──────── Exercise inputs

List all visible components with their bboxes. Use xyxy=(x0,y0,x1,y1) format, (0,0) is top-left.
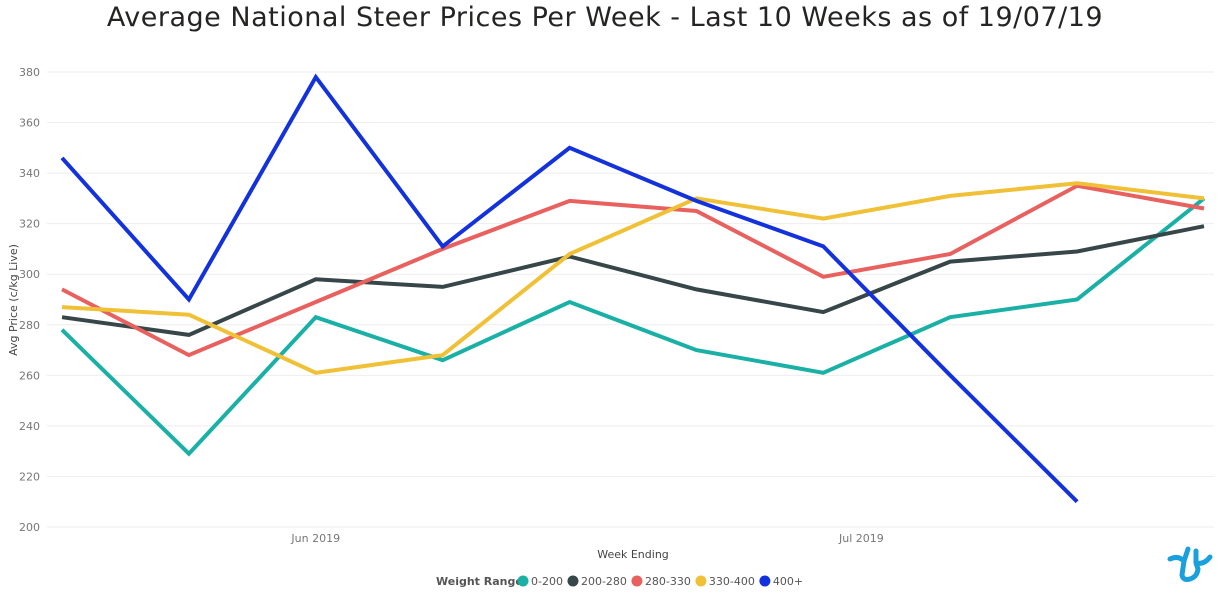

────────────────
──────── Exercise inputs

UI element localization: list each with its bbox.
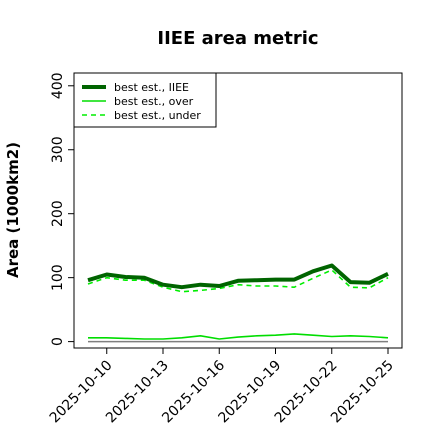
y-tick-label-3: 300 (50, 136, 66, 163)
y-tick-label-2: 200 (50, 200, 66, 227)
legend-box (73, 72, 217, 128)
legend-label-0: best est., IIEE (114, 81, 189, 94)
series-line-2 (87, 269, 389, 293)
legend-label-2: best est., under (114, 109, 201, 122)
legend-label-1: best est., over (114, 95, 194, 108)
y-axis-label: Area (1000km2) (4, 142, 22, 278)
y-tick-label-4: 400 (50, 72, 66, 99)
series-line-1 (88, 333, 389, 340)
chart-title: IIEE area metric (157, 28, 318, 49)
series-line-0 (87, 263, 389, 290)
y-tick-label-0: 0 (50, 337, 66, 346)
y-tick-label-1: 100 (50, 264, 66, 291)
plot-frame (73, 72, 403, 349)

────────────────

## Task description
Copy the material verbatim, beginning at the line that contains "UI element localization: list" and stopping after the line that contains "y-tick-label-4: 400 (50, 72, 66, 99)". Leave the pictures out of your answer.

## Correct response
UI element localization: list each with its bbox.
y-tick-label-3: 300 (50, 136, 66, 163)
y-tick-label-2: 200 (50, 200, 66, 227)
legend-box (73, 72, 217, 128)
legend-label-0: best est., IIEE (114, 81, 189, 94)
series-line-2 (87, 269, 389, 293)
legend-label-2: best est., under (114, 109, 201, 122)
legend-label-1: best est., over (114, 95, 194, 108)
y-axis-label: Area (1000km2) (4, 142, 22, 278)
y-tick-label-4: 400 (50, 72, 66, 99)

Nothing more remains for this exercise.